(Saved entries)

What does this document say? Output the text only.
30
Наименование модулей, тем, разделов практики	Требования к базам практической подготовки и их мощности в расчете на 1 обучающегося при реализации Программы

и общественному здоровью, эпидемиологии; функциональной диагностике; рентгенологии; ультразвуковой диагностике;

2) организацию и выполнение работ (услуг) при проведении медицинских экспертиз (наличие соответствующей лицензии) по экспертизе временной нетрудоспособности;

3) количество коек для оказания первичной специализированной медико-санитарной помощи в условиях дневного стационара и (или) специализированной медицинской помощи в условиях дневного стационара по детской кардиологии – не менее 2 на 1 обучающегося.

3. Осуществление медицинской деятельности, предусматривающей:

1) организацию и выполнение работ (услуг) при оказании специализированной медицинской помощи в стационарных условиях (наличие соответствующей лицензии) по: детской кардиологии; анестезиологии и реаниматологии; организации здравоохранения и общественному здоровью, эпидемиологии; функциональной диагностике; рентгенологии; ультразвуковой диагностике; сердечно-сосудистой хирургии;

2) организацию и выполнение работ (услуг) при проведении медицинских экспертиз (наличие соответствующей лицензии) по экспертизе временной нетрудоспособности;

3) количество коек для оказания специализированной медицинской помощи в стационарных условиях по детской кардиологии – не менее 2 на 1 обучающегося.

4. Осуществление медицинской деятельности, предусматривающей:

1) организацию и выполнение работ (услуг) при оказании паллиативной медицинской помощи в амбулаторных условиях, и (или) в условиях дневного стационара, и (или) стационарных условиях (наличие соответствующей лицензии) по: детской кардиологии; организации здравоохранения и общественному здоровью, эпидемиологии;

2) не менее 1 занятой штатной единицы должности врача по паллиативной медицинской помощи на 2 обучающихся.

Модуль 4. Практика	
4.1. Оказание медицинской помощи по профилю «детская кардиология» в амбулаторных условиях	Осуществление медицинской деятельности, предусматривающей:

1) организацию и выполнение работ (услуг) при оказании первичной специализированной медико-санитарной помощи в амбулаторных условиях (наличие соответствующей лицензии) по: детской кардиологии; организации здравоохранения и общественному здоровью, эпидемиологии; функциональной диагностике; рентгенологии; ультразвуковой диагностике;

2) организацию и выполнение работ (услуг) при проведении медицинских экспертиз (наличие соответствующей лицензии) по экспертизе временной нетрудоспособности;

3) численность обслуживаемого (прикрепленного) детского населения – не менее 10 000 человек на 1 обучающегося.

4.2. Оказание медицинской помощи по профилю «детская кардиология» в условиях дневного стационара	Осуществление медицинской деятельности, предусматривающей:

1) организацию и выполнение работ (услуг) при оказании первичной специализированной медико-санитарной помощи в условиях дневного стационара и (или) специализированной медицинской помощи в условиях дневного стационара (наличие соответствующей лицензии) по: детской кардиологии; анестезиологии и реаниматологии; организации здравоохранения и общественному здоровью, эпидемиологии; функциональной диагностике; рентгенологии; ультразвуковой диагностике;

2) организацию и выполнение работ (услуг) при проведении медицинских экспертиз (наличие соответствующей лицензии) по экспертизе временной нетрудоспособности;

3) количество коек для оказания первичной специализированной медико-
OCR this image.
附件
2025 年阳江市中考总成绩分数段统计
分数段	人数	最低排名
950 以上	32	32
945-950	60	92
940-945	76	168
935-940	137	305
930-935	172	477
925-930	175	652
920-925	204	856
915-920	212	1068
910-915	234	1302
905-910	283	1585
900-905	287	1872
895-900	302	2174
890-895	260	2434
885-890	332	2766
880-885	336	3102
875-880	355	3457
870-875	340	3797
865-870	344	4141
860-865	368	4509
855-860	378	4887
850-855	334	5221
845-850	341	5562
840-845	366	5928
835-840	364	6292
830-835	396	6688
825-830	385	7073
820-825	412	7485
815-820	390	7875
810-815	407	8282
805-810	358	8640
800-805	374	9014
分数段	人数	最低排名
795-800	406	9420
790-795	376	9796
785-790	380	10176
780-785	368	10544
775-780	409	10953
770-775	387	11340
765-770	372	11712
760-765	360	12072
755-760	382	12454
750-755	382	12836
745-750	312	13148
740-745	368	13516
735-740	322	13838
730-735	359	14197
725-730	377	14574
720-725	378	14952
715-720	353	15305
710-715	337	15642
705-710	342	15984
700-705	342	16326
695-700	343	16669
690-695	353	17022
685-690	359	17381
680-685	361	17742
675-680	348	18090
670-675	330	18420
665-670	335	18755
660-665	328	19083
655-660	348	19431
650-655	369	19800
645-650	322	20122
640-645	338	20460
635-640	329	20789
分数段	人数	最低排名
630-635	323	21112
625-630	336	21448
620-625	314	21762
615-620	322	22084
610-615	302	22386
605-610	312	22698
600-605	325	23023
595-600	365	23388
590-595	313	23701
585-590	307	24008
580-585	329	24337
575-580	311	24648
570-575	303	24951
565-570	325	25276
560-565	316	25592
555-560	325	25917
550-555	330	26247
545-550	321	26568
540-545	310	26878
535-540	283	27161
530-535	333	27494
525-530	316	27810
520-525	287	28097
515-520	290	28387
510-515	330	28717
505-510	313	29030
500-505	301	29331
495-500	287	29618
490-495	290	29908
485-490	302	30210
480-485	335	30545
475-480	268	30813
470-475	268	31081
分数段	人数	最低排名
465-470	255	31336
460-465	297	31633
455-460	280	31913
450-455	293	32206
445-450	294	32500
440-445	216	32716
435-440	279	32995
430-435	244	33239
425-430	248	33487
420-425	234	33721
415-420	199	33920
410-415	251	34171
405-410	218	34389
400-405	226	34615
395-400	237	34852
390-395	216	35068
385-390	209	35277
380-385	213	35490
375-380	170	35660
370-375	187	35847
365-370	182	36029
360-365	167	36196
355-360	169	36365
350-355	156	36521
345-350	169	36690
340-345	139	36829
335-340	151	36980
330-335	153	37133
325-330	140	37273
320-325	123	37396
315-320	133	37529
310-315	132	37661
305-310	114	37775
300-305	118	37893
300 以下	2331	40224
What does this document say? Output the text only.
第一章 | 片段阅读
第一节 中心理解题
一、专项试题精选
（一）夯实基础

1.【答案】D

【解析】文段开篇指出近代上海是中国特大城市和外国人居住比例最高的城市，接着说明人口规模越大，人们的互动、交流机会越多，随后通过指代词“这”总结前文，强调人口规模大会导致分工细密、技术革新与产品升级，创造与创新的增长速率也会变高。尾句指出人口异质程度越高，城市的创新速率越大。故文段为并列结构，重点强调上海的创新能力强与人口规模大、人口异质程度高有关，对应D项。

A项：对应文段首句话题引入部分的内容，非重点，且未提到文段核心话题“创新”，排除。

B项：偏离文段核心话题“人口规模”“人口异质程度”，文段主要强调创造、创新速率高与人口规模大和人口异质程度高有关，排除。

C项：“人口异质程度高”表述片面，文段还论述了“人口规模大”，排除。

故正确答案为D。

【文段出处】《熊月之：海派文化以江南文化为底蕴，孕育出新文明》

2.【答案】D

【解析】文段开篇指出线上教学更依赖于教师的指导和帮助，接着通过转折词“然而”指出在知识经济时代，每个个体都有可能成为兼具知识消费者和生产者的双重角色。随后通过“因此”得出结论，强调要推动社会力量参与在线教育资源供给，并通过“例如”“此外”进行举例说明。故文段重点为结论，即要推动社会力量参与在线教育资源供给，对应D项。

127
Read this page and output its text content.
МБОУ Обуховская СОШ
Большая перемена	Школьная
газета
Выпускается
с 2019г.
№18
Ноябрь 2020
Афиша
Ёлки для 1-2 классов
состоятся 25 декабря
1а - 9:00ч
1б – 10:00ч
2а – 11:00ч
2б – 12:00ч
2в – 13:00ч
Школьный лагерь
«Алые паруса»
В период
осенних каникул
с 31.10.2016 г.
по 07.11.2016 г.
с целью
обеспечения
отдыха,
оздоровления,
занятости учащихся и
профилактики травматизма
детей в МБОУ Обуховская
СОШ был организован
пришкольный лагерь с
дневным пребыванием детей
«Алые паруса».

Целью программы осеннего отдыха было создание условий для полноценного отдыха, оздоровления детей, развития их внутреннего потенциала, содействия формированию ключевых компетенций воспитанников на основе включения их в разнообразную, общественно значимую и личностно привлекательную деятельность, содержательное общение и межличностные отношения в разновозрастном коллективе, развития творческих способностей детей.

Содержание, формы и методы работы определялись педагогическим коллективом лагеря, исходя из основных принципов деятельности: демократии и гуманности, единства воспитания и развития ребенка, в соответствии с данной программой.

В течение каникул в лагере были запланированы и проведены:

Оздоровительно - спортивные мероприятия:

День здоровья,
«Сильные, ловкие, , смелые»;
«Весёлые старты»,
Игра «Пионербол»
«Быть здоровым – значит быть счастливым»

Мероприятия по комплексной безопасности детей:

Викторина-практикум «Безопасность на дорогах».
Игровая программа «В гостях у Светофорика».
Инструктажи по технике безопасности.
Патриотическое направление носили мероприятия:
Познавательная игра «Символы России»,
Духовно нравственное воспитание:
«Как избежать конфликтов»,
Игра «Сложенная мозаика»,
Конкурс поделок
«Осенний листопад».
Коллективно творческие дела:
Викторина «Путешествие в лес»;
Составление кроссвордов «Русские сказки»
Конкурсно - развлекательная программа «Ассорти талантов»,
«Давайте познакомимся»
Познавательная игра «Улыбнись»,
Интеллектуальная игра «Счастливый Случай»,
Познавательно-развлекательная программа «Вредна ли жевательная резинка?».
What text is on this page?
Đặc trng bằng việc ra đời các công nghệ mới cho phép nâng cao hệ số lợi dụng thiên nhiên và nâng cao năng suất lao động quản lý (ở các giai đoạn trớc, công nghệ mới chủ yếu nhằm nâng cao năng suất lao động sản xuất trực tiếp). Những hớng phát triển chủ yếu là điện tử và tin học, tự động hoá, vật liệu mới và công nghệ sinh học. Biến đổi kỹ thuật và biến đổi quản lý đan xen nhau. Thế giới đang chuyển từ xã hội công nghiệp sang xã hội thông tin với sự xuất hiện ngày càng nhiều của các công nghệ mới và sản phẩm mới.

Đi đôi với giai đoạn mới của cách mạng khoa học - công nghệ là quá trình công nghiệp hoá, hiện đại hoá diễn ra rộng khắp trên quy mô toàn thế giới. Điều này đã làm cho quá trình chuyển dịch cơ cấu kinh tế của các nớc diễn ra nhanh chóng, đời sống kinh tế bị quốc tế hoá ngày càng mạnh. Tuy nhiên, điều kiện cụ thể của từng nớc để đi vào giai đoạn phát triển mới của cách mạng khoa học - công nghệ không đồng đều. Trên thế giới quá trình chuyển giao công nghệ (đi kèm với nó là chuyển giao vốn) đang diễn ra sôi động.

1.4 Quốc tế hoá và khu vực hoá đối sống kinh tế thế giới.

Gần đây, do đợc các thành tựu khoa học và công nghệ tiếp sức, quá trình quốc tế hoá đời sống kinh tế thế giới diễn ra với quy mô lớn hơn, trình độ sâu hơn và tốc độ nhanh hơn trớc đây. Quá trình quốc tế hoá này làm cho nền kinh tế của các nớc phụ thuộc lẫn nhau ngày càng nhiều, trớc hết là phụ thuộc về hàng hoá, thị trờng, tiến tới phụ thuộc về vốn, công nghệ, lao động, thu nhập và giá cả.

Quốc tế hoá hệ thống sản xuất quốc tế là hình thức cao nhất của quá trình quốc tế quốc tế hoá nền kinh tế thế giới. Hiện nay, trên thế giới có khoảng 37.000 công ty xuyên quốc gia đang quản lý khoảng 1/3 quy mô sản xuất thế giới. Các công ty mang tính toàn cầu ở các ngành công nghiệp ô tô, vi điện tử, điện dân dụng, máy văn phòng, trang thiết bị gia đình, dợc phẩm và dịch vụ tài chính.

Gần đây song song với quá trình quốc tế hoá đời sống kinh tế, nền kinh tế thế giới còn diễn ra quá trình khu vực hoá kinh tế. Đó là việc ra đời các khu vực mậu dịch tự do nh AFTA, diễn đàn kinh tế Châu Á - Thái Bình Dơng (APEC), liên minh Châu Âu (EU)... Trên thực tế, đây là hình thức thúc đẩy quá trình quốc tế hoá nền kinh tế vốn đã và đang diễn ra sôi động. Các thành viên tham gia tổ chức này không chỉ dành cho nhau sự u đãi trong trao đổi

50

◆ **Short task**: From the listing above, copy every line that holds the string "Познавательная".

◆ **Result below**:
Познавательная игра «Символы России»,
Познавательная игра «Улыбнись»,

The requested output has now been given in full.